> _What to produce_
Where a line holds "reporting", copy it.

=====

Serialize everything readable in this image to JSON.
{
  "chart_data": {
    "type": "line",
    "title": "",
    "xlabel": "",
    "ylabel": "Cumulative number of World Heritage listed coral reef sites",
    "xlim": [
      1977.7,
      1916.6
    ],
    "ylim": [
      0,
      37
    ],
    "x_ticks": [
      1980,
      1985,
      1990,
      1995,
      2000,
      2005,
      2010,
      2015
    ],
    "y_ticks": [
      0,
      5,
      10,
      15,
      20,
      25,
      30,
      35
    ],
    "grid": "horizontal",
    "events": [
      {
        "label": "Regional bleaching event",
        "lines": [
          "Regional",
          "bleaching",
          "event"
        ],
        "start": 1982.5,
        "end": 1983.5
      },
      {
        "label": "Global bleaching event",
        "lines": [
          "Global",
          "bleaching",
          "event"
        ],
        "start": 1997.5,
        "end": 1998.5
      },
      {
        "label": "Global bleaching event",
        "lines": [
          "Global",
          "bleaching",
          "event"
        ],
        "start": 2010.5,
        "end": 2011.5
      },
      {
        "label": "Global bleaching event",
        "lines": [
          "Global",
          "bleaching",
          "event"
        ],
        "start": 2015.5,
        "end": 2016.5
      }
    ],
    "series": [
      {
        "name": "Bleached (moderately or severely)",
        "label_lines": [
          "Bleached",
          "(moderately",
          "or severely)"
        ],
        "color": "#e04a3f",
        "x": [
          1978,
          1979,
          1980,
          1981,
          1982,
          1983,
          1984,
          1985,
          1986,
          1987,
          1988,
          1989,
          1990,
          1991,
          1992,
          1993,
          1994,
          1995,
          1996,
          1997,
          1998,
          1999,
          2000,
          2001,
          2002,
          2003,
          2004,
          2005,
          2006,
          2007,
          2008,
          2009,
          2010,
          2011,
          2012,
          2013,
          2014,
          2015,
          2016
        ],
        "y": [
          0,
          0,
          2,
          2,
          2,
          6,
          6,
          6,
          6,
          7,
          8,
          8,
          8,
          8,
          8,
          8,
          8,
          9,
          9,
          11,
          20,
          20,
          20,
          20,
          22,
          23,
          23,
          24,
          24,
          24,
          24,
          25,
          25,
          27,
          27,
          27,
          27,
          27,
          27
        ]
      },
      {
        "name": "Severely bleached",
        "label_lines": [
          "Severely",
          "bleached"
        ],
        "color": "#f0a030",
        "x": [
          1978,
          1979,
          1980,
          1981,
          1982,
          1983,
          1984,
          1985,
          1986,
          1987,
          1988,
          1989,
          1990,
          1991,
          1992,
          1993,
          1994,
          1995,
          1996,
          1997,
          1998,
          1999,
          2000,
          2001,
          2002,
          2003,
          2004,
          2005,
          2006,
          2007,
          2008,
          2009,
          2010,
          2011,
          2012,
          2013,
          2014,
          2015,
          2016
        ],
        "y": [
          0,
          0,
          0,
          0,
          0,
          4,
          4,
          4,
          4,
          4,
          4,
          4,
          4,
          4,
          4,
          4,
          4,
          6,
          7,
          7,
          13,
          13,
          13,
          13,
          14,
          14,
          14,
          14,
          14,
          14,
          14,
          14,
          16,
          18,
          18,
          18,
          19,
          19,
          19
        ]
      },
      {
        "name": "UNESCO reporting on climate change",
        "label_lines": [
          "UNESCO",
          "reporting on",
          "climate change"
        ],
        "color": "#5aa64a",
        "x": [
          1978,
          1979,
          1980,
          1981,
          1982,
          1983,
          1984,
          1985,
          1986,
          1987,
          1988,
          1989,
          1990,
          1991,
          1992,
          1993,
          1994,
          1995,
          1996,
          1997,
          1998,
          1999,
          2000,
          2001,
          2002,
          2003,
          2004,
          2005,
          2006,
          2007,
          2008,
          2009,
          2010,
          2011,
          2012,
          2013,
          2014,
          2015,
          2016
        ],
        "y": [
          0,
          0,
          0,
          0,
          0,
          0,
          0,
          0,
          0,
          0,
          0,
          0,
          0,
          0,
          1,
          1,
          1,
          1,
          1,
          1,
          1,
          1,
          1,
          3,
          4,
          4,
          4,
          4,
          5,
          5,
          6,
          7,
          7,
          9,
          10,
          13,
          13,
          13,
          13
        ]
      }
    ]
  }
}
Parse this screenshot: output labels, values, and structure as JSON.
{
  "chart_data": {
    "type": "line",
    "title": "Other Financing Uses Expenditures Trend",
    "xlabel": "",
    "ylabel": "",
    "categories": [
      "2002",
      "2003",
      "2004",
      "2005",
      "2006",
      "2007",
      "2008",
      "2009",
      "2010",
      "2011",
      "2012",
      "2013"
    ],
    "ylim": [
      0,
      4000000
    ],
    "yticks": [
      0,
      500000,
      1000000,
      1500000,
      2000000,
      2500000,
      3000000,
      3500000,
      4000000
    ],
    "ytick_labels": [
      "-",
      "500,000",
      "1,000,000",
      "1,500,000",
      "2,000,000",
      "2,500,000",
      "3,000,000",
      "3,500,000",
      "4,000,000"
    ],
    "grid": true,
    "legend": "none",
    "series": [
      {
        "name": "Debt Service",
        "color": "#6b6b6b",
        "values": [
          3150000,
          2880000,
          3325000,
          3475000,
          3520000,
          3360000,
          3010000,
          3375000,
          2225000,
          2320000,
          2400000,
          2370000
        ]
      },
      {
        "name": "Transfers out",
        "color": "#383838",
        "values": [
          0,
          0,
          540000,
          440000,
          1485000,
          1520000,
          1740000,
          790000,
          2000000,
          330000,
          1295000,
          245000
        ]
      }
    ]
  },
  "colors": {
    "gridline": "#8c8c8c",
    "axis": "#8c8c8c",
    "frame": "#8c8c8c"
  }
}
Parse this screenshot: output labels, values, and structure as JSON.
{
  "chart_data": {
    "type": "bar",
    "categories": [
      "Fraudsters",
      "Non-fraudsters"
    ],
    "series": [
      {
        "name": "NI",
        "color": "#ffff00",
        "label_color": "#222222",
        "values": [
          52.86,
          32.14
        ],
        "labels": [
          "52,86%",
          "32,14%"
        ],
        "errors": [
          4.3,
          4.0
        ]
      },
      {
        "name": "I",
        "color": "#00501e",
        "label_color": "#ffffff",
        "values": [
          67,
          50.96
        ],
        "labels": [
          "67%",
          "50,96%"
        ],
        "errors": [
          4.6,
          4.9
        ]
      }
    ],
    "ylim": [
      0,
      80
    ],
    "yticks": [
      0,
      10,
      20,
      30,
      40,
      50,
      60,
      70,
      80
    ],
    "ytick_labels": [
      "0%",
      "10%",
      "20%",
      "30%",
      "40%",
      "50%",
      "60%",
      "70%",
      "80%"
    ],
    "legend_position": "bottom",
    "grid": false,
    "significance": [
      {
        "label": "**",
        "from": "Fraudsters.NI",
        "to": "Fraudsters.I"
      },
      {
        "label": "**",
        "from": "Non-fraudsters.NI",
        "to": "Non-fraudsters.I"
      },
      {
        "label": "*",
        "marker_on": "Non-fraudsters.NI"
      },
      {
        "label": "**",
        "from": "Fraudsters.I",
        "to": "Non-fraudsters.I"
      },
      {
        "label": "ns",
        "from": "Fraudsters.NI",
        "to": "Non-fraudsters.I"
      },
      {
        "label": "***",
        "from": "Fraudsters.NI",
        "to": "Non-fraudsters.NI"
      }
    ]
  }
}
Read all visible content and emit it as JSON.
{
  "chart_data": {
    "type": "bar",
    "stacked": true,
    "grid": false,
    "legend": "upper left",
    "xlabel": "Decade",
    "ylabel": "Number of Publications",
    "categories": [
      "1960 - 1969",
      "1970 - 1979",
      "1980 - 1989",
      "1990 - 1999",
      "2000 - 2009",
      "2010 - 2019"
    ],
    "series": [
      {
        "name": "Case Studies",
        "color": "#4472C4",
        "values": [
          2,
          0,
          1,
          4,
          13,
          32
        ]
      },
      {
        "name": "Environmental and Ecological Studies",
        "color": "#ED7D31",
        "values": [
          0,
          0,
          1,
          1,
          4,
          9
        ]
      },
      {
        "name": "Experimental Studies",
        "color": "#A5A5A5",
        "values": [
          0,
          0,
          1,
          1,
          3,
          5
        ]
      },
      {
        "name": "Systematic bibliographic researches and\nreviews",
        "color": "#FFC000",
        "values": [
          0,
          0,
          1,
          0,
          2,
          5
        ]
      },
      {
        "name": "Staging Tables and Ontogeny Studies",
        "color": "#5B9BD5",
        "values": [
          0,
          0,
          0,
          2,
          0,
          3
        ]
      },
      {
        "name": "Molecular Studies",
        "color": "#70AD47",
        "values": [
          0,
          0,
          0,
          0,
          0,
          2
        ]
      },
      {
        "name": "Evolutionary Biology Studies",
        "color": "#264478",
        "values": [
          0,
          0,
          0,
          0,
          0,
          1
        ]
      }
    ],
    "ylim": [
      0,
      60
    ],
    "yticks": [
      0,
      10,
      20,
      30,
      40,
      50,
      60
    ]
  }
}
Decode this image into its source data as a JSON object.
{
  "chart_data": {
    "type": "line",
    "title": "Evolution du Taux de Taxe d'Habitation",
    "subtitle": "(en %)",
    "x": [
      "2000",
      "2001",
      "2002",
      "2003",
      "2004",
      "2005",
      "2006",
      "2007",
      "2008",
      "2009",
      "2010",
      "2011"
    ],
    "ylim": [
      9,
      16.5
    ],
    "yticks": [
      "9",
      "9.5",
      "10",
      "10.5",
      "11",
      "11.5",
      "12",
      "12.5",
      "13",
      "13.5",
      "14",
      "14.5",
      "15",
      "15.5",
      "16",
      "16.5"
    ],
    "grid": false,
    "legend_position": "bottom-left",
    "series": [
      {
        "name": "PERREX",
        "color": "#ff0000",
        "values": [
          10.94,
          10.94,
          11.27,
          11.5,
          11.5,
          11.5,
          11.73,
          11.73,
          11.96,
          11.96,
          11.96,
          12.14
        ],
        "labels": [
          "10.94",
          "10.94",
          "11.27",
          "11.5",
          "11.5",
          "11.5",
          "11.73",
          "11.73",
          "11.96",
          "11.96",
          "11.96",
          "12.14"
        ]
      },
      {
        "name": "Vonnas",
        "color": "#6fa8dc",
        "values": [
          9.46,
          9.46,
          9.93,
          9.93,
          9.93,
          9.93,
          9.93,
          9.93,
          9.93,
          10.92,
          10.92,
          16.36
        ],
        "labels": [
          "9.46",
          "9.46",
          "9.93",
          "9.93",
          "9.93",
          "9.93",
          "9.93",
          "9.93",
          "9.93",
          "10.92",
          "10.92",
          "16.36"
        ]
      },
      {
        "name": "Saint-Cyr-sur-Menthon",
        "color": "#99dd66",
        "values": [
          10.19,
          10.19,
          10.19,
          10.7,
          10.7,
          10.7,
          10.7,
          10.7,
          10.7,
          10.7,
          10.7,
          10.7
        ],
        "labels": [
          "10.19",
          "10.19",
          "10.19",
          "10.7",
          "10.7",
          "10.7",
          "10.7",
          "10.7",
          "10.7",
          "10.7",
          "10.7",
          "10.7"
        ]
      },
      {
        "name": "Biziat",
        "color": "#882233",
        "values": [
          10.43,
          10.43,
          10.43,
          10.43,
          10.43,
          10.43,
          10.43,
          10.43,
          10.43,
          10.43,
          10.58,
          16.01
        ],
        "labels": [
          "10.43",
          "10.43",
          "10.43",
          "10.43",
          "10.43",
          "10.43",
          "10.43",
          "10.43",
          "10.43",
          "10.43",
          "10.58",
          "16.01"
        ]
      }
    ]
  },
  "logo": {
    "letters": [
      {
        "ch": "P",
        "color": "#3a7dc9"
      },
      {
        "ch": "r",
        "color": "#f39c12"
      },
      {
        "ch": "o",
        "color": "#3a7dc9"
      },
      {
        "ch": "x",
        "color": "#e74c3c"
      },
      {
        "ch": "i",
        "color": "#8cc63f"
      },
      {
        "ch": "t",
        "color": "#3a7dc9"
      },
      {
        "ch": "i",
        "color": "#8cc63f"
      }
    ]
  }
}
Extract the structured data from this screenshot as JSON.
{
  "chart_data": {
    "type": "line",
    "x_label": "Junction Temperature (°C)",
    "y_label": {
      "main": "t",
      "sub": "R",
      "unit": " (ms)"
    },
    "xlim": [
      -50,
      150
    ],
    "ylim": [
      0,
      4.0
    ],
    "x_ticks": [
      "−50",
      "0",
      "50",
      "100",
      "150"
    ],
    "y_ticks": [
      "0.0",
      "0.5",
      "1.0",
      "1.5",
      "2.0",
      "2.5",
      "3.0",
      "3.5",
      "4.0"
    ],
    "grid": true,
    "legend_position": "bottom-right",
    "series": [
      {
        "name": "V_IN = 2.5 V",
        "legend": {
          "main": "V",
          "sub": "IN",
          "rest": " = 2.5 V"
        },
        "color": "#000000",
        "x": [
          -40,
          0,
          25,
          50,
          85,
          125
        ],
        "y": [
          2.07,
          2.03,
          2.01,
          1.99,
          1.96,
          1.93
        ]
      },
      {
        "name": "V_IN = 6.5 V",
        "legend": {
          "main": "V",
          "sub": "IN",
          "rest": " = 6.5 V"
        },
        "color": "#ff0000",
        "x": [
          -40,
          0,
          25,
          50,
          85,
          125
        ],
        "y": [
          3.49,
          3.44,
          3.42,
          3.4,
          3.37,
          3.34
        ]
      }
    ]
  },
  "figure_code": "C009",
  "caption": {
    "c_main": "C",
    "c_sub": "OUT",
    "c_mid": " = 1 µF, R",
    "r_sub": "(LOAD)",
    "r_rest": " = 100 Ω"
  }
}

=====

> _Answer below_
        "name": "UNESCO reporting on climate change",
          "reporting on",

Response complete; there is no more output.